[Task description]: Repeat exactly the lines of the listing from the line containing "What data populates" through its last line, and nothing beyond them.

+++ Task data +++

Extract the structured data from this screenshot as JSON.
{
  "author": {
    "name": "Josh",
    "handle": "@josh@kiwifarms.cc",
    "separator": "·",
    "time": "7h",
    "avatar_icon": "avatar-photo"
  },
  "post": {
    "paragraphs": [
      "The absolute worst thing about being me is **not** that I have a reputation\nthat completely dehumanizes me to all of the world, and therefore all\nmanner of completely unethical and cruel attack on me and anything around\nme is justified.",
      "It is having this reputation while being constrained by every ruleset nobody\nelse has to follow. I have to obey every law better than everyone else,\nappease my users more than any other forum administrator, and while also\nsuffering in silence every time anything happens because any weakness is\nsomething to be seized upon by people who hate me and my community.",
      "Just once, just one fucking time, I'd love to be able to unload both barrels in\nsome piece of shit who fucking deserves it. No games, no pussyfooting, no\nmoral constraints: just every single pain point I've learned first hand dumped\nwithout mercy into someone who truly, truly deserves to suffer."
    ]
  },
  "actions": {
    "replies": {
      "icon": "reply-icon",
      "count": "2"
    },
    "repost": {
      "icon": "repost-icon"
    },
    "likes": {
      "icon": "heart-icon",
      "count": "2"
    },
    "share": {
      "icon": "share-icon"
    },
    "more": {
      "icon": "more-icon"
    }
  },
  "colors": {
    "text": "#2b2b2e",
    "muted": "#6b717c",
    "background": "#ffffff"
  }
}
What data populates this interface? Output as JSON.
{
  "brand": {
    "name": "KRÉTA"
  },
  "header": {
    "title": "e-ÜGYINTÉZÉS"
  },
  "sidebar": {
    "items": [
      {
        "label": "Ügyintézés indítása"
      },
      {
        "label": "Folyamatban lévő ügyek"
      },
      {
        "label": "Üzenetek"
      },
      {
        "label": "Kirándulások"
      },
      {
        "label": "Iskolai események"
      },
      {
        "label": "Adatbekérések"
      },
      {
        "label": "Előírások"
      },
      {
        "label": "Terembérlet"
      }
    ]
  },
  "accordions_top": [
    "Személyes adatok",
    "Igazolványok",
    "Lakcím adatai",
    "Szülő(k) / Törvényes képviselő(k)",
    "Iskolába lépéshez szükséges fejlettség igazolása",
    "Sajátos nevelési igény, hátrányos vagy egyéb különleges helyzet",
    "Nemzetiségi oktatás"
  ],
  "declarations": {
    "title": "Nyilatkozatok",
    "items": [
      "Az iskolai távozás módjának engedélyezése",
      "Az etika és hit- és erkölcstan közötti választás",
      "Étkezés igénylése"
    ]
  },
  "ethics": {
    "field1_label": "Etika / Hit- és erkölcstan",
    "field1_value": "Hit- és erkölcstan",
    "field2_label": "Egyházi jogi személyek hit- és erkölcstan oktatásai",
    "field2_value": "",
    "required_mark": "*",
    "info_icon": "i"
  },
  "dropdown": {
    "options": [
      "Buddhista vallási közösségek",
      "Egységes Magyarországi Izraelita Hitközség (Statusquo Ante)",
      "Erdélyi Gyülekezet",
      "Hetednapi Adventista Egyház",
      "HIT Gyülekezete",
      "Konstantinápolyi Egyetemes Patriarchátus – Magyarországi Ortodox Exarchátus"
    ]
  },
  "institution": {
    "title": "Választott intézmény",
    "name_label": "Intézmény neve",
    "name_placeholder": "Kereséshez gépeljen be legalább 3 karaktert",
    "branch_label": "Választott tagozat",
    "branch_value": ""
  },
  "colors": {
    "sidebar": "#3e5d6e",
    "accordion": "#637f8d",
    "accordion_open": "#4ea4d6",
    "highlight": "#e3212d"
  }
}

+++

[In response]:
What data populates this interface? Output as JSON.
{
  "brand": {
    "name": "KRÉTA"
  },
  "header": {
    "title": "e-ÜGYINTÉZÉS"
  },
  "sidebar": {
    "items": [
      {
        "label": "Ügyintézés indítása"
      },
      {
        "label": "Folyamatban lévő ügyek"
      },
      {
        "label": "Üzenetek"
      },
      {
        "label": "Kirándulások"
      },
      {
        "label": "Iskolai események"
      },
      {
        "label": "Adatbekérések"
      },
      {
        "label": "Előírások"
      },
      {
        "label": "Terembérlet"
      }
    ]
  },
  "accordions_top": [
    "Személyes adatok",
    "Igazolványok",
    "Lakcím adatai",
    "Szülő(k) / Törvényes képviselő(k)",
    "Iskolába lépéshez szükséges fejlettség igazolása",
    "Sajátos nevelési igény, hátrányos vagy egyéb különleges helyzet",
    "Nemzetiségi oktatás"
  ],
  "declarations": {
    "title": "Nyilatkozatok",
    "items": [
      "Az iskolai távozás módjának engedélyezése",
      "Az etika és hit- és erkölcstan közötti választás",
      "Étkezés igénylése"
    ]
  },
  "ethics": {
    "field1_label": "Etika / Hit- és erkölcstan",
    "field1_value": "Hit- és erkölcstan",
    "field2_label": "Egyházi jogi személyek hit- és erkölcstan oktatásai",
    "field2_value": "",
    "required_mark": "*",
    "info_icon": "i"
  },
  "dropdown": {
    "options": [
      "Buddhista vallási közösségek",
      "Egységes Magyarországi Izraelita Hitközség (Statusquo Ante)",
      "Erdélyi Gyülekezet",
      "Hetednapi Adventista Egyház",
      "HIT Gyülekezete",
      "Konstantinápolyi Egyetemes Patriarchátus – Magyarországi Ortodox Exarchátus"
    ]
  },
  "institution": {
    "title": "Választott intézmény",
    "name_label": "Intézmény neve",
    "name_placeholder": "Kereséshez gépeljen be legalább 3 karaktert",
    "branch_label": "Választott tagozat",
    "branch_value": ""
  },
  "colors": {
    "sidebar": "#3e5d6e",
    "accordion": "#637f8d",
    "accordion_open": "#4ea4d6",
    "highlight": "#e3212d"
  }
}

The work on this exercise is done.